Cross-sectional, semi-structured questionnaire-based study.
Of the 726 respondents (response rate = 66%), the majority chose second-generation antipsychotics (SGAs) if they had to prescribe it for themselves (n = 530, 93%) or for their patients (n = 546, 94%). The main factor influencing choice was perceived efficacy, 84.8% (n = 475) of trainees stating this was the most important factor for the patient, and 77.8% (n = 404) stating this was the most important factor for their own treatment. Trainees with knowledge of trials questioning use of SGAs (CATIE, CUtLASS, TEOSS) were more likely to choose second-generation antipsychotics than those without knowledge of these trials (χ2 = 3.943; p = 0.047; O.R. = 2.11; 95% C.I. = 1.0-4.48). Regarding psychotherapy, cognitive behavioural therapy (CBT) was the most popular choice for self (33.1%; n = 240) and patient (30.9%; n = 224). Trainees were significantly more likely to prefer some form of psychotherapy for themselves rather than patients (χ2 = 9.98; p < 0,002; O.R. = 1.54; 95% CIs = 1.18-2.0).
Trainees are more likely to choose second-generation antipsychotic medication for patients and themselves. Despite being aware of evidence that suggests otherwise, they predominantly base these choices on perceived efficacy.
Historically, treatments in psychiatry have invariably been controversial, from the days of insulin coma and leucotomy to the use of psychotropic medication in the modern era. Recently the spotlight has fallen on use of antipsychotics (or more accurately, the choice of antipsychotic medication) for the treatment of psychosis.

▸ Extracted material
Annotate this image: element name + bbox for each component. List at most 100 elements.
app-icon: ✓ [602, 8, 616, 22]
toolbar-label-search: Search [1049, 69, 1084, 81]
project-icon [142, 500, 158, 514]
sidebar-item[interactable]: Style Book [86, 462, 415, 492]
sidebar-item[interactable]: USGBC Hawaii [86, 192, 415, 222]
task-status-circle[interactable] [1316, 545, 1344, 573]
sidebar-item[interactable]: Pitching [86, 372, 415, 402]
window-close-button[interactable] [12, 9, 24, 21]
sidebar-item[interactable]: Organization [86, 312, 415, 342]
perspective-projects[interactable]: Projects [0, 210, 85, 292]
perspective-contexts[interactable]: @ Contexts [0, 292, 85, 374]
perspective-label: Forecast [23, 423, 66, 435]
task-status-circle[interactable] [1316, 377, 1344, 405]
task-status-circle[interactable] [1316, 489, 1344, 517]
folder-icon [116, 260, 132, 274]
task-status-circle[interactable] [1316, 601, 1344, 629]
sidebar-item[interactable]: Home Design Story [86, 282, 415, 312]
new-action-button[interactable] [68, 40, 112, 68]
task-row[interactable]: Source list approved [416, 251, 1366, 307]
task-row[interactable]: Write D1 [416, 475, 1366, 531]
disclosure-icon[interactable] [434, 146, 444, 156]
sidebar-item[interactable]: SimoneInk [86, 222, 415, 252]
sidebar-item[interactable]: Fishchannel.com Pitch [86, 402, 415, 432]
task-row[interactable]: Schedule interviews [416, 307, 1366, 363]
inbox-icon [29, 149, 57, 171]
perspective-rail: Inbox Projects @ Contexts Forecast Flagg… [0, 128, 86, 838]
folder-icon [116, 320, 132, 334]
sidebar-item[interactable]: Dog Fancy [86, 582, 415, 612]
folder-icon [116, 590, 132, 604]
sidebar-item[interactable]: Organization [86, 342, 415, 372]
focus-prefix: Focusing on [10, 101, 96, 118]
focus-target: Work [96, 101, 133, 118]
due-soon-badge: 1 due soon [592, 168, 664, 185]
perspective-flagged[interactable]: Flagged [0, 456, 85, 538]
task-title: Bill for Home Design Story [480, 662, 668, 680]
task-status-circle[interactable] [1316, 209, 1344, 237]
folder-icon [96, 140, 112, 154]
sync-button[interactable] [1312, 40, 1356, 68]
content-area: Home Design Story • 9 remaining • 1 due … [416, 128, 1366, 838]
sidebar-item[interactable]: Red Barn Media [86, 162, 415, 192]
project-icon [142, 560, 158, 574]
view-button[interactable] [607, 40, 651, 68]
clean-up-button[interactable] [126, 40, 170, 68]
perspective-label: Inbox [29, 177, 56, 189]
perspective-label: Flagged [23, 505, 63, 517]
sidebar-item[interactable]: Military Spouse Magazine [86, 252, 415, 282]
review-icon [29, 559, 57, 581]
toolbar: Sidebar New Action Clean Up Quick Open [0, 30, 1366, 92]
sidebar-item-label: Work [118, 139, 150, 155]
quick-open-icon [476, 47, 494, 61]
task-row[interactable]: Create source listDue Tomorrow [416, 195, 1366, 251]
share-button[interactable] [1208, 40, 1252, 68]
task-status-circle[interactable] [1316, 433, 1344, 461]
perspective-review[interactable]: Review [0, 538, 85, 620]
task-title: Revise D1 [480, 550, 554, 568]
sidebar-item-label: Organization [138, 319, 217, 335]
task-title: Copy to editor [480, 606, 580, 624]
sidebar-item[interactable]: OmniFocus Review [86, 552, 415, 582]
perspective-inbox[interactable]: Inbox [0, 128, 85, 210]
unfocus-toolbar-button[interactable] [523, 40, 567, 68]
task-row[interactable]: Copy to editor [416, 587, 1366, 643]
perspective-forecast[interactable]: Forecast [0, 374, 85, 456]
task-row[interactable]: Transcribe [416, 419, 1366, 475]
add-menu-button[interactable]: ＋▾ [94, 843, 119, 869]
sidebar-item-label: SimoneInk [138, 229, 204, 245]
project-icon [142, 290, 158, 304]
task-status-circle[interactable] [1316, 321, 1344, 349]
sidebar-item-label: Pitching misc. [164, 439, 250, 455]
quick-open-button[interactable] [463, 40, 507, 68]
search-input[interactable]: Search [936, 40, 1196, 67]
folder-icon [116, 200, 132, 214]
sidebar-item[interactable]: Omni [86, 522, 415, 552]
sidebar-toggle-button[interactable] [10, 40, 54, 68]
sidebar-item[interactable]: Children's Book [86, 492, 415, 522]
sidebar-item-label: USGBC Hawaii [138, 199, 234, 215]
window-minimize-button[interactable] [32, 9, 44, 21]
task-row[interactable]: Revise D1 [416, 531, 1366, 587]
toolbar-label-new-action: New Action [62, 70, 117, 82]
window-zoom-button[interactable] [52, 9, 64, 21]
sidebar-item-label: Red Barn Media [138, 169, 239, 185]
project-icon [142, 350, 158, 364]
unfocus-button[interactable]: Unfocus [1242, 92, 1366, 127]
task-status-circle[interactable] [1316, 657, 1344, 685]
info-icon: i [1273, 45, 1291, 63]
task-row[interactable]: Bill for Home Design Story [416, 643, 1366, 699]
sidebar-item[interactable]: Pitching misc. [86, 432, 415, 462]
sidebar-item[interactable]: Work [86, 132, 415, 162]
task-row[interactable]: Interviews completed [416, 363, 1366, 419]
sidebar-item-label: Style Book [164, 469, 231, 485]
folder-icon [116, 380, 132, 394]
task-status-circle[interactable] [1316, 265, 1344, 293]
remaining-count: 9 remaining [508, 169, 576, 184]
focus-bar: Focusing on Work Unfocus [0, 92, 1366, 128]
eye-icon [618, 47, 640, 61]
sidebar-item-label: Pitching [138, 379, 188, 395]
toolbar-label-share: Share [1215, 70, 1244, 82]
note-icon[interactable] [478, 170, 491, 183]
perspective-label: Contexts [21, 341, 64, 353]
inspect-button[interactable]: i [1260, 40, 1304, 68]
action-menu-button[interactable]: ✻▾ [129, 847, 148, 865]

▸ Aim of the task
Could you continue the excerpt on psychiatry trainees' choice of antipsychotics, picking up right after its final sentence?

▸ Final answer
The inception of Chlorpromazine, in 1950, signified a paradigm shift in the management (and our understanding) of schizophrenia. Although several other antipsychotics were developed over the following years, it took till the 1980s for clear evidence of benefit for one specific antipsychotic (Clozapine) to emerge . Subsequently, another class of antipsychotics, the (so-called) "atypical" antipsychotics (or second-generation antipsychotics (SGA)) were developed. At the time of their introduction these drugs were promoted as having superior efficacy and better side-effect profiles to their older counterparts . This came at a price: these drugs were initially priced much higher than their older counterparts, though, guidelines continued to recommend their use .
However, following the publication of at least two recent large effectiveness trials [4,5], these assumptions have been significantly challenged. Moreover, the effectiveness of SGAs (with the exception of Clozapine) has been shown to be roughly equivalent to their first-generation counterparts, with differing side-effect profiles, with one recent trial being discontinued on account of metabolic side-effects observed with one of the SGAs .
Despite this evidence, it is difficult to tell how any of the recent notions of efficacy and tolerability of SGAs have impacted on clinical practice, and if this has influenced actual clinical decision-making. In contrast to the burgeoning literature on antipsychotics, relatively few studies have examined decision-making in the context of psychosis. Methods used for this include semi-structured interviews with psychiatrists, and preference for psychiatrists' own treatment [7-9]. The majority of this work has been conducted locally (in one case a national survey), predominantly with psychiatry consultants/specialists. To date, there has been little work examining trainee psychiatrists' views on treatment, and no examination of their views on psychotherapy. Moreover, populations that have been looked at have only included those from the United Kingdom and Germany [8-10]. Thus, further work is warranted.
The aim of this study was to ascertain choices of psychiatric trainees from various European countries regarding antipsychotic treatments, the factors influencing their choices, and whether treatment choices were altered when trainees were asked which treatment they would choose for their own care.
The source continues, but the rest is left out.